§ **INSTRUCTION**
Identify each line below that contains the word "subtitle", and copy it out.
________________________
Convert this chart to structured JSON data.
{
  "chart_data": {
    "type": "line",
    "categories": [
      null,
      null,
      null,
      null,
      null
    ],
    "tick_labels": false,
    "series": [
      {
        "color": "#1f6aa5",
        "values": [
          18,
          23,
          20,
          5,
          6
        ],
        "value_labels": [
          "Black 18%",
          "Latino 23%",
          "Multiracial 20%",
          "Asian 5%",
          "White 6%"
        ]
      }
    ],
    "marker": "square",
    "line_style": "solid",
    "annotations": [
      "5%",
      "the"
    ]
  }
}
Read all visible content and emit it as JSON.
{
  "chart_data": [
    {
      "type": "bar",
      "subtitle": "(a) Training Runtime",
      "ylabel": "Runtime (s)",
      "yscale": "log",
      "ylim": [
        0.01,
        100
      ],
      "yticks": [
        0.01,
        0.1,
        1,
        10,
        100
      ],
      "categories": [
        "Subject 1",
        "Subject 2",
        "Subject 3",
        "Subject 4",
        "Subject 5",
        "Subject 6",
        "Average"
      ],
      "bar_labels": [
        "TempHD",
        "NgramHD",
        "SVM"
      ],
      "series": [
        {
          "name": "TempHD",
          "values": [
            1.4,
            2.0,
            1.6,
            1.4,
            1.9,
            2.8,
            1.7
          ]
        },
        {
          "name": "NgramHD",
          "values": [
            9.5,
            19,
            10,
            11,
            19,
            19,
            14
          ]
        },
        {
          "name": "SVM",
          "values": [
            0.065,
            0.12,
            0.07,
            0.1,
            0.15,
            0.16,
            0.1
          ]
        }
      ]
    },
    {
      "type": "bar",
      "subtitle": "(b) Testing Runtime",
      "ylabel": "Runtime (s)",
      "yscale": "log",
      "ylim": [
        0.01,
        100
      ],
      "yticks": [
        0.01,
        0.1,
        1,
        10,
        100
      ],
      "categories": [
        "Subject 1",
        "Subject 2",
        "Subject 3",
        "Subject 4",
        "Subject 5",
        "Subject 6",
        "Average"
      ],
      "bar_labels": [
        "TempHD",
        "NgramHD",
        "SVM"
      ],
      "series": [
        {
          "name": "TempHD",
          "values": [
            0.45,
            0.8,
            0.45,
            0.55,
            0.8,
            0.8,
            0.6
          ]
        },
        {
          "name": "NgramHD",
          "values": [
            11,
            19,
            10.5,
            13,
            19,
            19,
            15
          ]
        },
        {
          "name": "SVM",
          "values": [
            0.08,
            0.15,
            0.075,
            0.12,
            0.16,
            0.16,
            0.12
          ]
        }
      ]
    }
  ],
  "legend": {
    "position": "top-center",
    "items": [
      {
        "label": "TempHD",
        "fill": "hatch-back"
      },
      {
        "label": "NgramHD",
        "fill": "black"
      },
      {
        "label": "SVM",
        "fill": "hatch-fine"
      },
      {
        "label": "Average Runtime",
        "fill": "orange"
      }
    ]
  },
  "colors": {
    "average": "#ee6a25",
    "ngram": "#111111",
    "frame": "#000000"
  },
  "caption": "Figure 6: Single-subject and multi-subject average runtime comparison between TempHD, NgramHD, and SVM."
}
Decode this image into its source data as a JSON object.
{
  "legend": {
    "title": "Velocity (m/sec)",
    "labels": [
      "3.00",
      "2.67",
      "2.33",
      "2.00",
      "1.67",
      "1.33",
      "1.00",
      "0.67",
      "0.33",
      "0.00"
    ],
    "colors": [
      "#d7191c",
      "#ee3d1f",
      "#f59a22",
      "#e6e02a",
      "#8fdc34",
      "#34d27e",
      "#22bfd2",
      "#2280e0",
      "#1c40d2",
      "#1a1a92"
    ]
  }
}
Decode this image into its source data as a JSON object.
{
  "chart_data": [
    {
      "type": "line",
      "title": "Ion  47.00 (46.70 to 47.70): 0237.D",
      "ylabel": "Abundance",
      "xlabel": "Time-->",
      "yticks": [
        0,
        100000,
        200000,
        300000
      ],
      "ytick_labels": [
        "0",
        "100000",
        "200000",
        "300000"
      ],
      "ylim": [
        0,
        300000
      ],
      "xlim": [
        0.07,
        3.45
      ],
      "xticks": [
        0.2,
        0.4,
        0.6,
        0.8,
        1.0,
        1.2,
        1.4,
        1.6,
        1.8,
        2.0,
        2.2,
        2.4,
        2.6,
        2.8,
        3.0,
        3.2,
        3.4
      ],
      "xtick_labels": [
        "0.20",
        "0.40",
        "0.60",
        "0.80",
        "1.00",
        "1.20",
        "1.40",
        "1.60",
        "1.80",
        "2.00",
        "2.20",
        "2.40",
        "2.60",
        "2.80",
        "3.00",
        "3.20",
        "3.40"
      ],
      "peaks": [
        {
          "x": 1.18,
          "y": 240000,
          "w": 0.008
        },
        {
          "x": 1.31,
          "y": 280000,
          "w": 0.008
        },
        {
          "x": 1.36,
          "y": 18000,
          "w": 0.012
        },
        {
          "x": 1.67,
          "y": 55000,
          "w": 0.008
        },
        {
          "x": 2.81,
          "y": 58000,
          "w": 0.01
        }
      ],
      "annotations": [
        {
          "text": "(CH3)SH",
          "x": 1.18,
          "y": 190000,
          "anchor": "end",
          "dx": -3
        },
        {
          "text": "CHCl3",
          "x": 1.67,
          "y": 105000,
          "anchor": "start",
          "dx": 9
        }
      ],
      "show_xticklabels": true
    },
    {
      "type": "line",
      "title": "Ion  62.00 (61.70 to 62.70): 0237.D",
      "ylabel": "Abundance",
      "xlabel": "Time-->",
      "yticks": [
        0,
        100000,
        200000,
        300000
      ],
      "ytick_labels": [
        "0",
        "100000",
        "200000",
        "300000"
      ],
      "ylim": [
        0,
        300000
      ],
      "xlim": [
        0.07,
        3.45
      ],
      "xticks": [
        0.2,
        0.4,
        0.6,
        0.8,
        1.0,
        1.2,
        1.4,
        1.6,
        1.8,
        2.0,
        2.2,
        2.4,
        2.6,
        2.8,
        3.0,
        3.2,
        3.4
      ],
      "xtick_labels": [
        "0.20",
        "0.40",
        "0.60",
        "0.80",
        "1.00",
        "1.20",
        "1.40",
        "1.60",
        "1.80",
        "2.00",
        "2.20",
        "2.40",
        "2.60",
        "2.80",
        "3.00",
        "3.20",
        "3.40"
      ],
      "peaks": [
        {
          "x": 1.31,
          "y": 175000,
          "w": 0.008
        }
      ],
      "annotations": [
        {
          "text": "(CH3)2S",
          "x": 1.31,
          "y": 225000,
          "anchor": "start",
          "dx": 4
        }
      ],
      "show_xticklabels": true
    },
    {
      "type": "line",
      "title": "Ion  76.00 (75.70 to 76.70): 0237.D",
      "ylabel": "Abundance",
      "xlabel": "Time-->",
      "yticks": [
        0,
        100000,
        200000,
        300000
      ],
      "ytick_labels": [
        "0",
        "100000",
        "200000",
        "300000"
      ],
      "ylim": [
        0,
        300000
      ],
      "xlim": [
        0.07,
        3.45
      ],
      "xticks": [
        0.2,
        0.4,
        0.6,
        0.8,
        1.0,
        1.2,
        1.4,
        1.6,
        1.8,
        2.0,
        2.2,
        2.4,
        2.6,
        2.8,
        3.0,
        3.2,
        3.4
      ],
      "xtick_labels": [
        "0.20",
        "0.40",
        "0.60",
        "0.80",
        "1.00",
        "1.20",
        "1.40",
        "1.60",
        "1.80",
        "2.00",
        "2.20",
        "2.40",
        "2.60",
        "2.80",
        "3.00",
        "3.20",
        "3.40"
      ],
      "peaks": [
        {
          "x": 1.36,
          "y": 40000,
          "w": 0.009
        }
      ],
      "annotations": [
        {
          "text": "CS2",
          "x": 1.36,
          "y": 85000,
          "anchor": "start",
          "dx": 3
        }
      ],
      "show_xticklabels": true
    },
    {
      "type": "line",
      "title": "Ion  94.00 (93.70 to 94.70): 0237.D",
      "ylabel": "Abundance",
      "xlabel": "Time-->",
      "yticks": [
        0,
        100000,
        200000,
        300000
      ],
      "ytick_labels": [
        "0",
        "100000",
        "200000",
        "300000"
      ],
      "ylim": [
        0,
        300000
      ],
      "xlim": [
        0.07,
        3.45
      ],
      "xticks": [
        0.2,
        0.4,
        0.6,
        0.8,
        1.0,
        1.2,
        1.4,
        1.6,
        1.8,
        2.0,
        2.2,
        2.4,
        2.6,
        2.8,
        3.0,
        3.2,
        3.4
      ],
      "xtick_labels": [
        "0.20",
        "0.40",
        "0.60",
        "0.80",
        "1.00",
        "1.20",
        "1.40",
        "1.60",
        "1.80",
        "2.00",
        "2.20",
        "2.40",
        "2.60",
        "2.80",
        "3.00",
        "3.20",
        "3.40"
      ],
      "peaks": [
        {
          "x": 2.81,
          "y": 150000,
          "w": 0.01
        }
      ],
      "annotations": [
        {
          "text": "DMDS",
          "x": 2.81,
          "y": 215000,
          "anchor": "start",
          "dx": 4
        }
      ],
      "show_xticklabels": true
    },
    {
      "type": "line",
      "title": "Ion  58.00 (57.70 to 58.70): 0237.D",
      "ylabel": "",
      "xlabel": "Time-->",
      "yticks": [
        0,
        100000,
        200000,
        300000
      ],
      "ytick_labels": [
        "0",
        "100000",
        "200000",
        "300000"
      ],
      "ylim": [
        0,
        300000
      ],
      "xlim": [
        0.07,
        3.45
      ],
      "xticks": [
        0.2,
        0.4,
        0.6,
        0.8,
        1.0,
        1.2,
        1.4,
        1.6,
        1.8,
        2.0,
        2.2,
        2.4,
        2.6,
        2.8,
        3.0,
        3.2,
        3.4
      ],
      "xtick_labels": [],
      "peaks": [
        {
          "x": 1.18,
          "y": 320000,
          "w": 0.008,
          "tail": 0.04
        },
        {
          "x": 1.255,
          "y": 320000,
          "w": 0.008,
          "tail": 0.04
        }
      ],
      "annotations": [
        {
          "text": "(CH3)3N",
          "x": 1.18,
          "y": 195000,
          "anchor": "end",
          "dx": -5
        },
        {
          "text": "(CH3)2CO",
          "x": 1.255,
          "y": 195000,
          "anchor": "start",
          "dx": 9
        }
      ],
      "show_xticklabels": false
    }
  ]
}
________________________
§ **CORRECT OUTPUT**
      "subtitle": "(a) Training Runtime",
      "subtitle": "(b) Testing Runtime",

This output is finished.